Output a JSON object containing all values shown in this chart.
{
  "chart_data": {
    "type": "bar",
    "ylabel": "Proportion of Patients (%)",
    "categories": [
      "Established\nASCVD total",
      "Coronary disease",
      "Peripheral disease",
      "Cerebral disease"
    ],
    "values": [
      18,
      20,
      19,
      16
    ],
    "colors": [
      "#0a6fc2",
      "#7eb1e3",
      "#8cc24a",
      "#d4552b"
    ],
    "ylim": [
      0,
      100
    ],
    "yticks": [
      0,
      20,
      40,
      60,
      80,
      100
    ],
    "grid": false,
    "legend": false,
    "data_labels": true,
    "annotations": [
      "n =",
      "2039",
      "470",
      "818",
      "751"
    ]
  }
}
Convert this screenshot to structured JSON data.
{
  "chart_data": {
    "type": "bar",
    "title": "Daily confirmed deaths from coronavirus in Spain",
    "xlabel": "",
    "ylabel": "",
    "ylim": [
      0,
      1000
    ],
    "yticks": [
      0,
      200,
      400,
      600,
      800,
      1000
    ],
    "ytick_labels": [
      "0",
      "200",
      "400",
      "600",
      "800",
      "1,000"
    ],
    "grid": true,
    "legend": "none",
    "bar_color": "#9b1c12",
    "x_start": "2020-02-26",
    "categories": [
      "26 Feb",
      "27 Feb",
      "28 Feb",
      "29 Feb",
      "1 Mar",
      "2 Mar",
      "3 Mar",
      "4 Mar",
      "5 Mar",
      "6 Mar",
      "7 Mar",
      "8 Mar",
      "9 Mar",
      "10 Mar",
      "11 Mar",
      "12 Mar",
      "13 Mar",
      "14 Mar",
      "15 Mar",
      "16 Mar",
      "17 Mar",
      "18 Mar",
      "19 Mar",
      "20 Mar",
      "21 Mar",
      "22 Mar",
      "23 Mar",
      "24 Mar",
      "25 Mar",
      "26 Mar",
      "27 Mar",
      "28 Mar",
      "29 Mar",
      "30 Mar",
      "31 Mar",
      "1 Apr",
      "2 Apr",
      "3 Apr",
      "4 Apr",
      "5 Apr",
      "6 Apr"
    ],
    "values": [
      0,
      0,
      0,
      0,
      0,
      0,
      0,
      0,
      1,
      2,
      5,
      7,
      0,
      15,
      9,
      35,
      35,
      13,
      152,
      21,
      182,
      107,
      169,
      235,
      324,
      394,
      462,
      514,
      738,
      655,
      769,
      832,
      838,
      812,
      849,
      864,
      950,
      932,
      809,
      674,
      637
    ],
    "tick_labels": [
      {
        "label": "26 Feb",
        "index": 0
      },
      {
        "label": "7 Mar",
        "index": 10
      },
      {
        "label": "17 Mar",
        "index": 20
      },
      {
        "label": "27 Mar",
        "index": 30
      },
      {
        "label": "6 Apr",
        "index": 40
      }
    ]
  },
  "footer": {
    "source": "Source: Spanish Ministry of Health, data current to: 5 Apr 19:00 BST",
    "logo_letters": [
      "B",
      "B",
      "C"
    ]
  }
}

--- Task requirements ---
Please transcribe the data shown above in full, exactly as it stands.

--- Exercise response ---
Output a JSON object containing all values shown in this chart.
{
  "chart_data": {
    "type": "bar",
    "ylabel": "Proportion of Patients (%)",
    "categories": [
      "Established\nASCVD total",
      "Coronary disease",
      "Peripheral disease",
      "Cerebral disease"
    ],
    "values": [
      18,
      20,
      19,
      16
    ],
    "colors": [
      "#0a6fc2",
      "#7eb1e3",
      "#8cc24a",
      "#d4552b"
    ],
    "ylim": [
      0,
      100
    ],
    "yticks": [
      0,
      20,
      40,
      60,
      80,
      100
    ],
    "grid": false,
    "legend": false,
    "data_labels": true,
    "annotations": [
      "n =",
      "2039",
      "470",
      "818",
      "751"
    ]
  }
}
Convert this screenshot to structured JSON data.
{
  "chart_data": {
    "type": "bar",
    "title": "Daily confirmed deaths from coronavirus in Spain",
    "xlabel": "",
    "ylabel": "",
    "ylim": [
      0,
      1000
    ],
    "yticks": [
      0,
      200,
      400,
      600,
      800,
      1000
    ],
    "ytick_labels": [
      "0",
      "200",
      "400",
      "600",
      "800",
      "1,000"
    ],
    "grid": true,
    "legend": "none",
    "bar_color": "#9b1c12",
    "x_start": "2020-02-26",
    "categories": [
      "26 Feb",
      "27 Feb",
      "28 Feb",
      "29 Feb",
      "1 Mar",
      "2 Mar",
      "3 Mar",
      "4 Mar",
      "5 Mar",
      "6 Mar",
      "7 Mar",
      "8 Mar",
      "9 Mar",
      "10 Mar",
      "11 Mar",
      "12 Mar",
      "13 Mar",
      "14 Mar",
      "15 Mar",
      "16 Mar",
      "17 Mar",
      "18 Mar",
      "19 Mar",
      "20 Mar",
      "21 Mar",
      "22 Mar",
      "23 Mar",
      "24 Mar",
      "25 Mar",
      "26 Mar",
      "27 Mar",
      "28 Mar",
      "29 Mar",
      "30 Mar",
      "31 Mar",
      "1 Apr",
      "2 Apr",
      "3 Apr",
      "4 Apr",
      "5 Apr",
      "6 Apr"
    ],
    "values": [
      0,
      0,
      0,
      0,
      0,
      0,
      0,
      0,
      1,
      2,
      5,
      7,
      0,
      15,
      9,
      35,
      35,
      13,
      152,
      21,
      182,
      107,
      169,
      235,
      324,
      394,
      462,
      514,
      738,
      655,
      769,
      832,
      838,
      812,
      849,
      864,
      950,
      932,
      809,
      674,
      637
    ],
    "tick_labels": [
      {
        "label": "26 Feb",
        "index": 0
      },
      {
        "label": "7 Mar",
        "index": 10
      },
      {
        "label": "17 Mar",
        "index": 20
      },
      {
        "label": "27 Mar",
        "index": 30
      },
      {
        "label": "6 Apr",
        "index": 40
      }
    ]
  },
  "footer": {
    "source": "Source: Spanish Ministry of Health, data current to: 5 Apr 19:00 BST",
    "logo_letters": [
      "B",
      "B",
      "C"
    ]
  }
}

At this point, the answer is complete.